• [PROBLEM DESCRIPTION] Reproduce word for word the passage of the Antun Lokošek biography between "Antun Lokošek (;" and "Split in 1994.", inclusive.

• [EXTRACT PROVIDED]
::::
Antun Lokošek (; 2 January 1920—24 December 1994) was a Croatian footballer who played for several clubs in Yugoslavia.

Playing career

Club
Born in Celje, he played with Slavija Osijek and NK Slavija before joining Građanski Zagreb in 1943.  He was first registered for Slavija Osijek at March 1937. At the end of World War II he moved to Hajduk Split.  In 1947 he played the Yugoslav Cup final with FK Naša Krila Zemun. Later between 1948 and 1950 he played with NK Lokomotiva. After retiring, he became a coach, and coached NK Orkan and NK Jugovinil.  He died in Split in 1994.

In 1946 he joined HNK Hajduk Split Later, he played with NK Lokomotiva and HNK Rijeka, known as Kvarner back then, where he finished his career in 1953.
::::
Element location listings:

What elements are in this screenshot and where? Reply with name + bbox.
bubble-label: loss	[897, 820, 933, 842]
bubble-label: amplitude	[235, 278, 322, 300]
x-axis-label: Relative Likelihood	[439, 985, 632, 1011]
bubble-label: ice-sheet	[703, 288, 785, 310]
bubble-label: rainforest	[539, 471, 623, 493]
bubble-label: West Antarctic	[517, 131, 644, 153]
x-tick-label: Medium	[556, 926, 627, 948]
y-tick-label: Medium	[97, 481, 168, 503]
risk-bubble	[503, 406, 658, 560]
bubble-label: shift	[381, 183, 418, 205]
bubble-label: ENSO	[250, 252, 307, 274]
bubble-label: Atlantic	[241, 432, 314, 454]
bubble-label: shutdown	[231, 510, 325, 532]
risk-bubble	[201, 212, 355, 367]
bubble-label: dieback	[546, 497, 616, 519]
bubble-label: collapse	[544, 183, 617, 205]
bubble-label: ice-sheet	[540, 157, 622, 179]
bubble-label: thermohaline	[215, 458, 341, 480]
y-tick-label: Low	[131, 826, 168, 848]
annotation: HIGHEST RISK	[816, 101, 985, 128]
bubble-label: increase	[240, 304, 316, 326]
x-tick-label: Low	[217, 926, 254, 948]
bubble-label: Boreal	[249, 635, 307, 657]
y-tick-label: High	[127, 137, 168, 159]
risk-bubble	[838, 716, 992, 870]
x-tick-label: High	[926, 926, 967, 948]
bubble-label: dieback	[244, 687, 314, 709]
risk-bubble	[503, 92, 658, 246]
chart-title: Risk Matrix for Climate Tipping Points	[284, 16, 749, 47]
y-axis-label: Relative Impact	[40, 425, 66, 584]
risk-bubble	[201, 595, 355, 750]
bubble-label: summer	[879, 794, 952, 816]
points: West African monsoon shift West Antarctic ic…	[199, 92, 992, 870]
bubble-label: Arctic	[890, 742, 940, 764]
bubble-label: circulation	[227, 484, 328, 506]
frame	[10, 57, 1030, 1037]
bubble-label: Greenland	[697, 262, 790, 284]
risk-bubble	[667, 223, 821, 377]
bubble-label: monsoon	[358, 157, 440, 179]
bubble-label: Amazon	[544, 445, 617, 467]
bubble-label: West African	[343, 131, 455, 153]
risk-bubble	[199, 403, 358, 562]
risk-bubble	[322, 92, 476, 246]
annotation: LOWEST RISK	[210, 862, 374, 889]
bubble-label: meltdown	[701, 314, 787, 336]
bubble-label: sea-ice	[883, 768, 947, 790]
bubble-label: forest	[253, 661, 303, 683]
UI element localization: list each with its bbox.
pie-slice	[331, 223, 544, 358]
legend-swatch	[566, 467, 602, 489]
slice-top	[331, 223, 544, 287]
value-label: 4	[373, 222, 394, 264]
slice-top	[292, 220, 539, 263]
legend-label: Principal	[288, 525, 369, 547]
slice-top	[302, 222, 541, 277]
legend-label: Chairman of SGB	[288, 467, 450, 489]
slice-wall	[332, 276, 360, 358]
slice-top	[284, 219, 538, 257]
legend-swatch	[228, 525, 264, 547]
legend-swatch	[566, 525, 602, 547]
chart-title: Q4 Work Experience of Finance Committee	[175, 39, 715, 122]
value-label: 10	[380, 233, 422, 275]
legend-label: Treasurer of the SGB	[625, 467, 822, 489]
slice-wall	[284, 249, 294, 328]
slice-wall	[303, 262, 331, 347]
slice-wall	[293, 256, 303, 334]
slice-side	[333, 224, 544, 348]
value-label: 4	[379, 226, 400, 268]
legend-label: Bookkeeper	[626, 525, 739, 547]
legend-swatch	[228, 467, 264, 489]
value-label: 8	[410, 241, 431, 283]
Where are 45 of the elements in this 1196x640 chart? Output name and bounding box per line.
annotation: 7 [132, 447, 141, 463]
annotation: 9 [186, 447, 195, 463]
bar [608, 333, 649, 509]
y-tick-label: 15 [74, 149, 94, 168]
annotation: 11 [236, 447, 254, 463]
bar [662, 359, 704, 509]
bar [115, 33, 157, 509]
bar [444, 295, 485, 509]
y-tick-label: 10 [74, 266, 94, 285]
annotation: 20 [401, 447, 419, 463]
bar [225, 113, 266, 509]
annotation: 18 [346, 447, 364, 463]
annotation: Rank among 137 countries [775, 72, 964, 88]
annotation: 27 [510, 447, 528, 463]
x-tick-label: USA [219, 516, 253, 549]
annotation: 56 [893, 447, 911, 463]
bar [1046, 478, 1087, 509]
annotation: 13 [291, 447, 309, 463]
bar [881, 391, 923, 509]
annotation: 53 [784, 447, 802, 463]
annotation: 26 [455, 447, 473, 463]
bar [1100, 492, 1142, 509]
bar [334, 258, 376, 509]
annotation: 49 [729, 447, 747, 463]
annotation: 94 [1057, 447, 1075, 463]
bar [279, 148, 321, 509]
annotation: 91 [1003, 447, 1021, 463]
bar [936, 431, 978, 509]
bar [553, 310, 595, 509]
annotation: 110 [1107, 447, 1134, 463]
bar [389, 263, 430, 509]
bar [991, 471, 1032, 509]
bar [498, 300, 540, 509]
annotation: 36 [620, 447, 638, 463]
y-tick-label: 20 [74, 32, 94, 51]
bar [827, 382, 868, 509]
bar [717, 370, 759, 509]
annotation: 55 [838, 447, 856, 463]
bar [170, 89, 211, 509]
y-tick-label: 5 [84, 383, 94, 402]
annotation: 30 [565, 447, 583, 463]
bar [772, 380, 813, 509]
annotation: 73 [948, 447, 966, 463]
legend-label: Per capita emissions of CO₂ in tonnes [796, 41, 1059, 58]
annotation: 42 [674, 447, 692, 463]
::::
• [ANSWER FOR THIS EXERCISE]
Antun Lokošek (; 2 January 1920—24 December 1994) was a Croatian footballer who played for several clubs in Yugoslavia.

Playing career

Club
Born in Celje, he played with Slavija Osijek and NK Slavija before joining Građanski Zagreb in 1943.  He was first registered for Slavija Osijek at March 1937. At the end of World War II he moved to Hajduk Split.  In 1947 he played the Yugoslav Cup final with FK Naša Krila Zemun. Later between 1948 and 1950 he played with NK Lokomotiva. After retiring, he became a coach, and coached NK Orkan and NK Jugovinil.  He died in Split in 1994.